Exercise brief: Copy out all the entries word for word.

[Entries taken from a collection]
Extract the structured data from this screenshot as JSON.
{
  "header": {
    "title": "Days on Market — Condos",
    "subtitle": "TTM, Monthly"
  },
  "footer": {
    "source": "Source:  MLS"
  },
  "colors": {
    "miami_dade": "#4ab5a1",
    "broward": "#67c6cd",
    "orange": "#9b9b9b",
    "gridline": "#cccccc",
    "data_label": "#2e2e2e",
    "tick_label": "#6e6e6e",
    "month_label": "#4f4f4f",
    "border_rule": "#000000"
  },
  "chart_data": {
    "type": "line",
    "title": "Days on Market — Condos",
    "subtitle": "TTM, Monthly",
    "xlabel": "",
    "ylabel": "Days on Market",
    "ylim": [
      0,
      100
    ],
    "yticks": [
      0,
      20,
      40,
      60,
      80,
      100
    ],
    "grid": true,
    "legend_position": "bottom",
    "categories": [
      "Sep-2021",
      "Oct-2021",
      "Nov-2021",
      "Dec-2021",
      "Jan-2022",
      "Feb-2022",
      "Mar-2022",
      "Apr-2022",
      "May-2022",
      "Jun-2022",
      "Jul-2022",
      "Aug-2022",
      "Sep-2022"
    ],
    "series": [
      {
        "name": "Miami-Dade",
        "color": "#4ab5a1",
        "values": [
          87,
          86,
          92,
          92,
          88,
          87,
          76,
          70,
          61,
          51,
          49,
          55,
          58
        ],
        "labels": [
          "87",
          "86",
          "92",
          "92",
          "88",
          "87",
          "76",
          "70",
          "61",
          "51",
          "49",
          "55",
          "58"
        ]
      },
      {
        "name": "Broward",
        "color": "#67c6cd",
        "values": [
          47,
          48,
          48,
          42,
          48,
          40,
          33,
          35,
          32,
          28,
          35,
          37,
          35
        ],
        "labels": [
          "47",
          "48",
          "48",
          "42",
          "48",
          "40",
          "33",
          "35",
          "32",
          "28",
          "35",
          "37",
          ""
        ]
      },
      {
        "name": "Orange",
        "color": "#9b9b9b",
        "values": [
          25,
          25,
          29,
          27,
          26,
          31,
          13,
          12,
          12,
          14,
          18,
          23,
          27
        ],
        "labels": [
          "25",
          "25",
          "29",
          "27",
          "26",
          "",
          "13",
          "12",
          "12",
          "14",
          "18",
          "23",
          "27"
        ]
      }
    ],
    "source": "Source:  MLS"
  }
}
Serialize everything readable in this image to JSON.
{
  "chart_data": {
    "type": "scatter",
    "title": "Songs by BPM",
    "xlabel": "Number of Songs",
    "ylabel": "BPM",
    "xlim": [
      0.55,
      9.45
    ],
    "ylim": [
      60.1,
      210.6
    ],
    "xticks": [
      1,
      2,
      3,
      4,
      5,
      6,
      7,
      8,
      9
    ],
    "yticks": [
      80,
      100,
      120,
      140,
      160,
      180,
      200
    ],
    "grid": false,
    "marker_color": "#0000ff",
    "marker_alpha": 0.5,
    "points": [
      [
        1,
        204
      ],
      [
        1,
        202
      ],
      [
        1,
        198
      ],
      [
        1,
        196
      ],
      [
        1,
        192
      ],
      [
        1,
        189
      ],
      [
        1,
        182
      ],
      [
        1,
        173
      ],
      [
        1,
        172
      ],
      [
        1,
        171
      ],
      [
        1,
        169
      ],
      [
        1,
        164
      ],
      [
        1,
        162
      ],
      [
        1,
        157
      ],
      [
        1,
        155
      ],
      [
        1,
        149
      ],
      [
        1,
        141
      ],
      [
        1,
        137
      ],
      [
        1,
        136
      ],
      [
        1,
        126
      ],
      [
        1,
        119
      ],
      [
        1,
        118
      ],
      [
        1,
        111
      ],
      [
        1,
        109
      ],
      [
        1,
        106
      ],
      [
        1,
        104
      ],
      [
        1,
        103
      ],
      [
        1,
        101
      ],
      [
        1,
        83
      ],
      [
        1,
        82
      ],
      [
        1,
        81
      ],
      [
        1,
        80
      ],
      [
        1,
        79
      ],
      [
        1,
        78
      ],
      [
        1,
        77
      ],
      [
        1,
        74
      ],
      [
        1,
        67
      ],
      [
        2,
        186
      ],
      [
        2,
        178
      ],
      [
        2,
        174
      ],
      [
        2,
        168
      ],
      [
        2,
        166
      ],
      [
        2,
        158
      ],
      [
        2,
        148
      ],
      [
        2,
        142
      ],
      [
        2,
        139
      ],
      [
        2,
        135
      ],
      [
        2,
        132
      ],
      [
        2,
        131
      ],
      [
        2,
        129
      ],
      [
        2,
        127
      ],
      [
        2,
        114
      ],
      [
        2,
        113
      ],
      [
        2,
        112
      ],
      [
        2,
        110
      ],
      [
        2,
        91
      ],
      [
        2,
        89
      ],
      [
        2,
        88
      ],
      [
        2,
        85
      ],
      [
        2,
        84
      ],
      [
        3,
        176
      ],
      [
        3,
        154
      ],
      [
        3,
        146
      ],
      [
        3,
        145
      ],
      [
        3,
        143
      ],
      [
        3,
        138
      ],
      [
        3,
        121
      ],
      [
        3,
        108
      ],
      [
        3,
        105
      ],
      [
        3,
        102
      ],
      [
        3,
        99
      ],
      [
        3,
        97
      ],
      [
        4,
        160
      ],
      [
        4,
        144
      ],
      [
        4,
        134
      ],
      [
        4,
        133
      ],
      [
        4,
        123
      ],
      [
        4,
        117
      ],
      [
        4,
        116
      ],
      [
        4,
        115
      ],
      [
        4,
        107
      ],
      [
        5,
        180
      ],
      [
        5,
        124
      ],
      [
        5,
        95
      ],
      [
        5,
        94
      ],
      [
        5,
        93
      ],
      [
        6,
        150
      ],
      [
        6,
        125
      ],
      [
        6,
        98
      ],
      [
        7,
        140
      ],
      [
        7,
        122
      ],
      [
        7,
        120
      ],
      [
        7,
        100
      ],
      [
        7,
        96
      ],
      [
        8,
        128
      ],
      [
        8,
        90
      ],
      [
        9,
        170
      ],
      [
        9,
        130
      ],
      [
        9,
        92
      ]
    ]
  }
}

Result:
Extract the structured data from this screenshot as JSON.
{
  "header": {
    "title": "Days on Market — Condos",
    "subtitle": "TTM, Monthly"
  },
  "footer": {
    "source": "Source:  MLS"
  },
  "colors": {
    "miami_dade": "#4ab5a1",
    "broward": "#67c6cd",
    "orange": "#9b9b9b",
    "gridline": "#cccccc",
    "data_label": "#2e2e2e",
    "tick_label": "#6e6e6e",
    "month_label": "#4f4f4f",
    "border_rule": "#000000"
  },
  "chart_data": {
    "type": "line",
    "title": "Days on Market — Condos",
    "subtitle": "TTM, Monthly",
    "xlabel": "",
    "ylabel": "Days on Market",
    "ylim": [
      0,
      100
    ],
    "yticks": [
      0,
      20,
      40,
      60,
      80,
      100
    ],
    "grid": true,
    "legend_position": "bottom",
    "categories": [
      "Sep-2021",
      "Oct-2021",
      "Nov-2021",
      "Dec-2021",
      "Jan-2022",
      "Feb-2022",
      "Mar-2022",
      "Apr-2022",
      "May-2022",
      "Jun-2022",
      "Jul-2022",
      "Aug-2022",
      "Sep-2022"
    ],
    "series": [
      {
        "name": "Miami-Dade",
        "color": "#4ab5a1",
        "values": [
          87,
          86,
          92,
          92,
          88,
          87,
          76,
          70,
          61,
          51,
          49,
          55,
          58
        ],
        "labels": [
          "87",
          "86",
          "92",
          "92",
          "88",
          "87",
          "76",
          "70",
          "61",
          "51",
          "49",
          "55",
          "58"
        ]
      },
      {
        "name": "Broward",
        "color": "#67c6cd",
        "values": [
          47,
          48,
          48,
          42,
          48,
          40,
          33,
          35,
          32,
          28,
          35,
          37,
          35
        ],
        "labels": [
          "47",
          "48",
          "48",
          "42",
          "48",
          "40",
          "33",
          "35",
          "32",
          "28",
          "35",
          "37",
          ""
        ]
      },
      {
        "name": "Orange",
        "color": "#9b9b9b",
        "values": [
          25,
          25,
          29,
          27,
          26,
          31,
          13,
          12,
          12,
          14,
          18,
          23,
          27
        ],
        "labels": [
          "25",
          "25",
          "29",
          "27",
          "26",
          "",
          "13",
          "12",
          "12",
          "14",
          "18",
          "23",
          "27"
        ]
      }
    ],
    "source": "Source:  MLS"
  }
}
Serialize everything readable in this image to JSON.
{
  "chart_data": {
    "type": "scatter",
    "title": "Songs by BPM",
    "xlabel": "Number of Songs",
    "ylabel": "BPM",
    "xlim": [
      0.55,
      9.45
    ],
    "ylim": [
      60.1,
      210.6
    ],
    "xticks": [
      1,
      2,
      3,
      4,
      5,
      6,
      7,
      8,
      9
    ],
    "yticks": [
      80,
      100,
      120,
      140,
      160,
      180,
      200
    ],
    "grid": false,
    "marker_color": "#0000ff",
    "marker_alpha": 0.5,
    "points": [
      [
        1,
        204
      ],
      [
        1,
        202
      ],
      [
        1,
        198
      ],
      [
        1,
        196
      ],
      [
        1,
        192
      ],
      [
        1,
        189
      ],
      [
        1,
        182
      ],
      [
        1,
        173
      ],
      [
        1,
        172
      ],
      [
        1,
        171
      ],
      [
        1,
        169
      ],
      [
        1,
        164
      ],
      [
        1,
        162
      ],
      [
        1,
        157
      ],
      [
        1,
        155
      ],
      [
        1,
        149
      ],
      [
        1,
        141
      ],
      [
        1,
        137
      ],
      [
        1,
        136
      ],
      [
        1,
        126
      ],
      [
        1,
        119
      ],
      [
        1,
        118
      ],
      [
        1,
        111
      ],
      [
        1,
        109
      ],
      [
        1,
        106
      ],
      [
        1,
        104
      ],
      [
        1,
        103
      ],
      [
        1,
        101
      ],
      [
        1,
        83
      ],
      [
        1,
        82
      ],
      [
        1,
        81
      ],
      [
        1,
        80
      ],
      [
        1,
        79
      ],
      [
        1,
        78
      ],
      [
        1,
        77
      ],
      [
        1,
        74
      ],
      [
        1,
        67
      ],
      [
        2,
        186
      ],
      [
        2,
        178
      ],
      [
        2,
        174
      ],
      [
        2,
        168
      ],
      [
        2,
        166
      ],
      [
        2,
        158
      ],
      [
        2,
        148
      ],
      [
        2,
        142
      ],
      [
        2,
        139
      ],
      [
        2,
        135
      ],
      [
        2,
        132
      ],
      [
        2,
        131
      ],
      [
        2,
        129
      ],
      [
        2,
        127
      ],
      [
        2,
        114
      ],
      [
        2,
        113
      ],
      [
        2,
        112
      ],
      [
        2,
        110
      ],
      [
        2,
        91
      ],
      [
        2,
        89
      ],
      [
        2,
        88
      ],
      [
        2,
        85
      ],
      [
        2,
        84
      ],
      [
        3,
        176
      ],
      [
        3,
        154
      ],
      [
        3,
        146
      ],
      [
        3,
        145
      ],
      [
        3,
        143
      ],
      [
        3,
        138
      ],
      [
        3,
        121
      ],
      [
        3,
        108
      ],
      [
        3,
        105
      ],
      [
        3,
        102
      ],
      [
        3,
        99
      ],
      [
        3,
        97
      ],
      [
        4,
        160
      ],
      [
        4,
        144
      ],
      [
        4,
        134
      ],
      [
        4,
        133
      ],
      [
        4,
        123
      ],
      [
        4,
        117
      ],
      [
        4,
        116
      ],
      [
        4,
        115
      ],
      [
        4,
        107
      ],
      [
        5,
        180
      ],
      [
        5,
        124
      ],
      [
        5,
        95
      ],
      [
        5,
        94
      ],
      [
        5,
        93
      ],
      [
        6,
        150
      ],
      [
        6,
        125
      ],
      [
        6,
        98
      ],
      [
        7,
        140
      ],
      [
        7,
        122
      ],
      [
        7,
        120
      ],
      [
        7,
        100
      ],
      [
        7,
        96
      ],
      [
        8,
        128
      ],
      [
        8,
        90
      ],
      [
        9,
        170
      ],
      [
        9,
        130
      ],
      [
        9,
        92
      ]
    ]
  }
}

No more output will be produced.